* Goal of the exercise *
Below is a set of records; print all of them exactly as written.

Extracted data entries

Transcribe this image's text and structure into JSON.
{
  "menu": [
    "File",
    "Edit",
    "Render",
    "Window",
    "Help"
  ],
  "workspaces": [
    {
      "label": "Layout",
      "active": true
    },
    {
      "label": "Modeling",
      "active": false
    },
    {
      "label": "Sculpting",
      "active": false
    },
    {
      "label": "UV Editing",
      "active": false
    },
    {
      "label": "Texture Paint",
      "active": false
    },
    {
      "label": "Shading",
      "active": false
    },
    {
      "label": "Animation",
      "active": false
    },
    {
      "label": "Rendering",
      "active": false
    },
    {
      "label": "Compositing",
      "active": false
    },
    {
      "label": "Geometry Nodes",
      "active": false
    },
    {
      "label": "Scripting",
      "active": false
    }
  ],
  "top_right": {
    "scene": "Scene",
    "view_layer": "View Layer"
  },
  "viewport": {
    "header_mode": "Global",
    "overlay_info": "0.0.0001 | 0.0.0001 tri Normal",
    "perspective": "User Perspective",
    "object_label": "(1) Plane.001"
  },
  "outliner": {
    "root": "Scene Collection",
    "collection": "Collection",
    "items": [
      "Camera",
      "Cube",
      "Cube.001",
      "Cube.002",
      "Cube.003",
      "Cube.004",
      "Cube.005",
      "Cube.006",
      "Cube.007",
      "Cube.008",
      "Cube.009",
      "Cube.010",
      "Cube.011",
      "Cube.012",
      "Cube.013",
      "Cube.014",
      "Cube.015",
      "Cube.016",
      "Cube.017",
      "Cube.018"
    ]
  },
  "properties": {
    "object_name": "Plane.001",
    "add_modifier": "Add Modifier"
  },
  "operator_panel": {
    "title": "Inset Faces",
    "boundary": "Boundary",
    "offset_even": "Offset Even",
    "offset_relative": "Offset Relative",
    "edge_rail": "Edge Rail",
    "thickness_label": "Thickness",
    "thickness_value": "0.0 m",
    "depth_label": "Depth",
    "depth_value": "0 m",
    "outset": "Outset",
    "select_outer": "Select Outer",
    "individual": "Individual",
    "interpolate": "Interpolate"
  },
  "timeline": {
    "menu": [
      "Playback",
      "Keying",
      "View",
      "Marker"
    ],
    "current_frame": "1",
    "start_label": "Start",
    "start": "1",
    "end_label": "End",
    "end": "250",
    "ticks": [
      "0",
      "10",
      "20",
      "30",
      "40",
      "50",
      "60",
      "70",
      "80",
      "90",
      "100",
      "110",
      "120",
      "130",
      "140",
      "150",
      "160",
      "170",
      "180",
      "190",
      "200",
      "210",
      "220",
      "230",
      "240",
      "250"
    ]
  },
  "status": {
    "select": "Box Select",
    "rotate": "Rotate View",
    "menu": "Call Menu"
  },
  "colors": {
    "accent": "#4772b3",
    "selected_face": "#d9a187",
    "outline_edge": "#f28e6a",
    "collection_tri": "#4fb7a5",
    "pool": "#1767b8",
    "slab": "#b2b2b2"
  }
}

* The result *
Transcribe this image's text and structure into JSON.
{
  "menu": [
    "File",
    "Edit",
    "Render",
    "Window",
    "Help"
  ],
  "workspaces": [
    {
      "label": "Layout",
      "active": true
    },
    {
      "label": "Modeling",
      "active": false
    },
    {
      "label": "Sculpting",
      "active": false
    },
    {
      "label": "UV Editing",
      "active": false
    },
    {
      "label": "Texture Paint",
      "active": false
    },
    {
      "label": "Shading",
      "active": false
    },
    {
      "label": "Animation",
      "active": false
    },
    {
      "label": "Rendering",
      "active": false
    },
    {
      "label": "Compositing",
      "active": false
    },
    {
      "label": "Geometry Nodes",
      "active": false
    },
    {
      "label": "Scripting",
      "active": false
    }
  ],
  "top_right": {
    "scene": "Scene",
    "view_layer": "View Layer"
  },
  "viewport": {
    "header_mode": "Global",
    "overlay_info": "0.0.0001 | 0.0.0001 tri Normal",
    "perspective": "User Perspective",
    "object_label": "(1) Plane.001"
  },
  "outliner": {
    "root": "Scene Collection",
    "collection": "Collection",
    "items": [
      "Camera",
      "Cube",
      "Cube.001",
      "Cube.002",
      "Cube.003",
      "Cube.004",
      "Cube.005",
      "Cube.006",
      "Cube.007",
      "Cube.008",
      "Cube.009",
      "Cube.010",
      "Cube.011",
      "Cube.012",
      "Cube.013",
      "Cube.014",
      "Cube.015",
      "Cube.016",
      "Cube.017",
      "Cube.018"
    ]
  },
  "properties": {
    "object_name": "Plane.001",
    "add_modifier": "Add Modifier"
  },
  "operator_panel": {
    "title": "Inset Faces",
    "boundary": "Boundary",
    "offset_even": "Offset Even",
    "offset_relative": "Offset Relative",
    "edge_rail": "Edge Rail",
    "thickness_label": "Thickness",
    "thickness_value": "0.0 m",
    "depth_label": "Depth",
    "depth_value": "0 m",
    "outset": "Outset",
    "select_outer": "Select Outer",
    "individual": "Individual",
    "interpolate": "Interpolate"
  },
  "timeline": {
    "menu": [
      "Playback",
      "Keying",
      "View",
      "Marker"
    ],
    "current_frame": "1",
    "start_label": "Start",
    "start": "1",
    "end_label": "End",
    "end": "250",
    "ticks": [
      "0",
      "10",
      "20",
      "30",
      "40",
      "50",
      "60",
      "70",
      "80",
      "90",
      "100",
      "110",
      "120",
      "130",
      "140",
      "150",
      "160",
      "170",
      "180",
      "190",
      "200",
      "210",
      "220",
      "230",
      "240",
      "250"
    ]
  },
  "status": {
    "select": "Box Select",
    "rotate": "Rotate View",
    "menu": "Call Menu"
  },
  "colors": {
    "accent": "#4772b3",
    "selected_face": "#d9a187",
    "outline_edge": "#f28e6a",
    "collection_tri": "#4fb7a5",
    "pool": "#1767b8",
    "slab": "#b2b2b2"
  }
}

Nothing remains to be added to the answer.